__Request__
Identify and copy all lines of the material where the string "this" is found.
---------- Entries provided ----------
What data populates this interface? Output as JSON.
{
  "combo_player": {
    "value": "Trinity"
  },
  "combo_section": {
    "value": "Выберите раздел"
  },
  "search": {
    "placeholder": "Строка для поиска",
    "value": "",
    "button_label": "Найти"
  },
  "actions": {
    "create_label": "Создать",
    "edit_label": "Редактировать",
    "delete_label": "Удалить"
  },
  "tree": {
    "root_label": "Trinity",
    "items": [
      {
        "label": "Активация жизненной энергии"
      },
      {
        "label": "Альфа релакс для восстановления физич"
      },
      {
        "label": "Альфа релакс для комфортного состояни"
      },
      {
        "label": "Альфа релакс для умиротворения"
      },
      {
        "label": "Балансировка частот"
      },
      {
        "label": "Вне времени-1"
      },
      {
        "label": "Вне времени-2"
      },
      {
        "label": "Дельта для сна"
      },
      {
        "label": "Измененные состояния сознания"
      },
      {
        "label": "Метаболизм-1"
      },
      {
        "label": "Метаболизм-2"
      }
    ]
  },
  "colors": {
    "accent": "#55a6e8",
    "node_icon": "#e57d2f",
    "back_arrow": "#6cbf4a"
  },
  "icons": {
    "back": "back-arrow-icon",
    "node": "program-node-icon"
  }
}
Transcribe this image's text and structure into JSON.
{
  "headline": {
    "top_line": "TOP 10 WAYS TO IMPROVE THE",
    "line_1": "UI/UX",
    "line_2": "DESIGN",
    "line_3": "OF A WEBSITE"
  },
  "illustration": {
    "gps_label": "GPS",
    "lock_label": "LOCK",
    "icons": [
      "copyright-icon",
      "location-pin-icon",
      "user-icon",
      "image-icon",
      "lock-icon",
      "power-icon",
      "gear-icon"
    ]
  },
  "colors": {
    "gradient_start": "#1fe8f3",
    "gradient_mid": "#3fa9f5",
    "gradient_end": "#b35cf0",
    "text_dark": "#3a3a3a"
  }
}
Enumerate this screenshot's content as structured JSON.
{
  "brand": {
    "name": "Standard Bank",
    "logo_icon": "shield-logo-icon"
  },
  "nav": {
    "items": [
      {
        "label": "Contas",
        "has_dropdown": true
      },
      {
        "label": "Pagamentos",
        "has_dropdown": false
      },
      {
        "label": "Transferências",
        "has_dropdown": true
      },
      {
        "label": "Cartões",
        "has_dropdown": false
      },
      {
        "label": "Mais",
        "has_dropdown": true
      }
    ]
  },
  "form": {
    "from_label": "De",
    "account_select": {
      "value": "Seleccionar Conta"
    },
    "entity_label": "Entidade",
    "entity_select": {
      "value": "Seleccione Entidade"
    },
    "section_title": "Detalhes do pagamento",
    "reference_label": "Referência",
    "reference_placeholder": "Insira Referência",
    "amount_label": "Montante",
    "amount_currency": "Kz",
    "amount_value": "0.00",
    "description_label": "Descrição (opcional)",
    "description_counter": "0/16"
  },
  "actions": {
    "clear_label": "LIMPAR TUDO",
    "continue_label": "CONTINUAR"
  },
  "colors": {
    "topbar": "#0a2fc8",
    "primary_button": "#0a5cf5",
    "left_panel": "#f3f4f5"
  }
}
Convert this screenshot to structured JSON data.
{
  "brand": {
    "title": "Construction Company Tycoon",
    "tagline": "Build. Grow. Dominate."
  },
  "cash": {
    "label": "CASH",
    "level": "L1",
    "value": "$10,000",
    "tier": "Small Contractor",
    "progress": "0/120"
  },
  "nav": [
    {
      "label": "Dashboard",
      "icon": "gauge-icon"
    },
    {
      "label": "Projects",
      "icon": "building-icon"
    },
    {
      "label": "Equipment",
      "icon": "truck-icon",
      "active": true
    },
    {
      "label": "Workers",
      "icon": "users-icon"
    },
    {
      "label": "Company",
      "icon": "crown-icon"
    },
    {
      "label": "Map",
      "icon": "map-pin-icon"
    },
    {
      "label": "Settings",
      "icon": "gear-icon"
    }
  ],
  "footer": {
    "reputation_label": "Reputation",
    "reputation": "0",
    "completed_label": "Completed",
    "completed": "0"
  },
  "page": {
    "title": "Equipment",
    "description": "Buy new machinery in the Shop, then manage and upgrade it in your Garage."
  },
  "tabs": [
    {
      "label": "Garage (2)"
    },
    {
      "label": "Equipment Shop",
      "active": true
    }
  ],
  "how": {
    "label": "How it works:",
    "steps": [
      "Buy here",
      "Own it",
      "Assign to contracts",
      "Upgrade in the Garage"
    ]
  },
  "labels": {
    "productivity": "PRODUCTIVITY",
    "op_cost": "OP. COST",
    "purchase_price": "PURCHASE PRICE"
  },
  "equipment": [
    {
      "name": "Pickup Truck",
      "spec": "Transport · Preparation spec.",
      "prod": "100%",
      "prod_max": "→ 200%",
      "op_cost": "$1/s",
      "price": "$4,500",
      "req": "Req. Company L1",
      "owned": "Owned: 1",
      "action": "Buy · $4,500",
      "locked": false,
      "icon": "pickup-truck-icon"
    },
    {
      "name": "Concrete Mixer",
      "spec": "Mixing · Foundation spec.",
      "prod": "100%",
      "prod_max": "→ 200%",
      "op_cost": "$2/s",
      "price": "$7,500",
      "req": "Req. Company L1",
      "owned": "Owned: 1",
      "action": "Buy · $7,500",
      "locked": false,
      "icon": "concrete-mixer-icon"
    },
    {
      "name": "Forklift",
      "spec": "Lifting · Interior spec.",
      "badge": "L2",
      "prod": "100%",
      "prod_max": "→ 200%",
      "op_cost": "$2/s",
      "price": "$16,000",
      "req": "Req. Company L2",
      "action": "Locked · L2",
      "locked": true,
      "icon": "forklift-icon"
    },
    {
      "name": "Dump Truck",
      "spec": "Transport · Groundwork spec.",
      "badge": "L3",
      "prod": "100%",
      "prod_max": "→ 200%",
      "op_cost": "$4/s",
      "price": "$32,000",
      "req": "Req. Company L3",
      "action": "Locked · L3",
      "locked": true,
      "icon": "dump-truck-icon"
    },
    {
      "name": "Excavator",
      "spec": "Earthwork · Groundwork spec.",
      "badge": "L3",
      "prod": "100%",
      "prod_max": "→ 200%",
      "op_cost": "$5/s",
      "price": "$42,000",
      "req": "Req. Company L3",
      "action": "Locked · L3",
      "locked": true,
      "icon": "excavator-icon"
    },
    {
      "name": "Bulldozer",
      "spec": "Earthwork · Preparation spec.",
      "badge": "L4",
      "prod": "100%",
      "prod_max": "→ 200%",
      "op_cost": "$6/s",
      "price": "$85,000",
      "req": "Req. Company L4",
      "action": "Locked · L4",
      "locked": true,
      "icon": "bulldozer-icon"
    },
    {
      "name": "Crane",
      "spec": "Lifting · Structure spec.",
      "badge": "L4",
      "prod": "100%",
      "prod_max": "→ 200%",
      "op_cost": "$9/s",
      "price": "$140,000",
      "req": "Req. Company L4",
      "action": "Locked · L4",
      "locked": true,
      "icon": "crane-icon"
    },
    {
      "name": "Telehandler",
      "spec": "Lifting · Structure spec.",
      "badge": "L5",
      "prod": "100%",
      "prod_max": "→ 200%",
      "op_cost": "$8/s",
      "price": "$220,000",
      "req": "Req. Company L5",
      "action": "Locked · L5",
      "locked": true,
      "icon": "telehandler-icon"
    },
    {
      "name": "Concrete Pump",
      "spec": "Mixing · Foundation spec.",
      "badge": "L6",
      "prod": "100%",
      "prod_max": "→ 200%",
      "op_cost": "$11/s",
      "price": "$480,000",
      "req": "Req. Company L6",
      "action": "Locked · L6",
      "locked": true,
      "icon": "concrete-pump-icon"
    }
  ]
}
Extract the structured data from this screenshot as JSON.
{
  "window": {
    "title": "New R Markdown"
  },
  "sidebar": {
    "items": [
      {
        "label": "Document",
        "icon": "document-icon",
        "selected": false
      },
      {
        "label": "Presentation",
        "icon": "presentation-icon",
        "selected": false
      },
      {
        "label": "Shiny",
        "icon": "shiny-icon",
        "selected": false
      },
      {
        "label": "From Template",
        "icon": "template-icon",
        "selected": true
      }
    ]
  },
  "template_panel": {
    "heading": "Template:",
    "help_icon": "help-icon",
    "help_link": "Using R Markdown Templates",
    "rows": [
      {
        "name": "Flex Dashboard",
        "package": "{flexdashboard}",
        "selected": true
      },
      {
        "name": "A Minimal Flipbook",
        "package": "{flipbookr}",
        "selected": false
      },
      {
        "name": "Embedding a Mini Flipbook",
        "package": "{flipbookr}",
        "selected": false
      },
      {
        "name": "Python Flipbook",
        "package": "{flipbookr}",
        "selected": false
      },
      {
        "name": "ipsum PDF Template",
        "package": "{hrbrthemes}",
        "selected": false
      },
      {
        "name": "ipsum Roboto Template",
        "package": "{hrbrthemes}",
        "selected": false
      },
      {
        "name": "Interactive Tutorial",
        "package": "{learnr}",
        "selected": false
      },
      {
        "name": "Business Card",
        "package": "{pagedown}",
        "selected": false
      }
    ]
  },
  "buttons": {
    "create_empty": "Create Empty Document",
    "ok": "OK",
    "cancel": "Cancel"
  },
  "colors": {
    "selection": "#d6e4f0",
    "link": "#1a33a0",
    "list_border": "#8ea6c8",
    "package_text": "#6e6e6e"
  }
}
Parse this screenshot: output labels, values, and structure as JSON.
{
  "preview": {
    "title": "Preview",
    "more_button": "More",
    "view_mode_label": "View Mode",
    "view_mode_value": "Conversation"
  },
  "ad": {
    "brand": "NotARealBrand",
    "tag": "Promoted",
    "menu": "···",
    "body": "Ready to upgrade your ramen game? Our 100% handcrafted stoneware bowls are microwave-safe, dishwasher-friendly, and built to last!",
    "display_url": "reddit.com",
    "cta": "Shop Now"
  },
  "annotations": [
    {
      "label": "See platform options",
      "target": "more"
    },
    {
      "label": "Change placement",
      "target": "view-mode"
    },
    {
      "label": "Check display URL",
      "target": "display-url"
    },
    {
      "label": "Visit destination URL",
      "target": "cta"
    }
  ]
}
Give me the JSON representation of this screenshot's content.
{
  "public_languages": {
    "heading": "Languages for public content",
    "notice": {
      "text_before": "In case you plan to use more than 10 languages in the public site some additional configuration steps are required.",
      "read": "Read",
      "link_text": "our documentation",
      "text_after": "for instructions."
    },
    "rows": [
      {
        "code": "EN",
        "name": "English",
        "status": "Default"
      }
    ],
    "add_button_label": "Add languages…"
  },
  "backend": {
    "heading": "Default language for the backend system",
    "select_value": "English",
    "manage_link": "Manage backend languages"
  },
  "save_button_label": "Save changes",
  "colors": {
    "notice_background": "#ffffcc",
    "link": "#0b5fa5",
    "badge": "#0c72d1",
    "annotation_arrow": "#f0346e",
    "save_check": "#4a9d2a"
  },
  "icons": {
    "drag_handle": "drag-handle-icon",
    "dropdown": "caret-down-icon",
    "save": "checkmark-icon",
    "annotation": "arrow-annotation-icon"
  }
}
----------
__Exercise answer__
What data populates this interface? Output as JSON.
Transcribe this image's text and structure into JSON.
Enumerate this screenshot's content as structured JSON.
Convert this screenshot to structured JSON data.
Extract the structured data from this screenshot as JSON.
Parse this screenshot: output labels, values, and structure as JSON.
Give me the JSON representation of this screenshot's content.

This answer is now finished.